>> START
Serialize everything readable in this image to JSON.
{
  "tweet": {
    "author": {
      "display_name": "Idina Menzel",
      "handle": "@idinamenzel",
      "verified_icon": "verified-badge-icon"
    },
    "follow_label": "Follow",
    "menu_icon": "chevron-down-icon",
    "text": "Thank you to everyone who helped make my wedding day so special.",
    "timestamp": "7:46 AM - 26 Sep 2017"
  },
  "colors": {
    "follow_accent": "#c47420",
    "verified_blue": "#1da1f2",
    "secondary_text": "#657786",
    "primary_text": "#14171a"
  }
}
>> END
Directions for this task - Out of the records, collect only those lines that contain the string "icon".

Solution below -
      "verified_icon": "verified-badge-icon"
    "menu_icon": "chevron-down-icon",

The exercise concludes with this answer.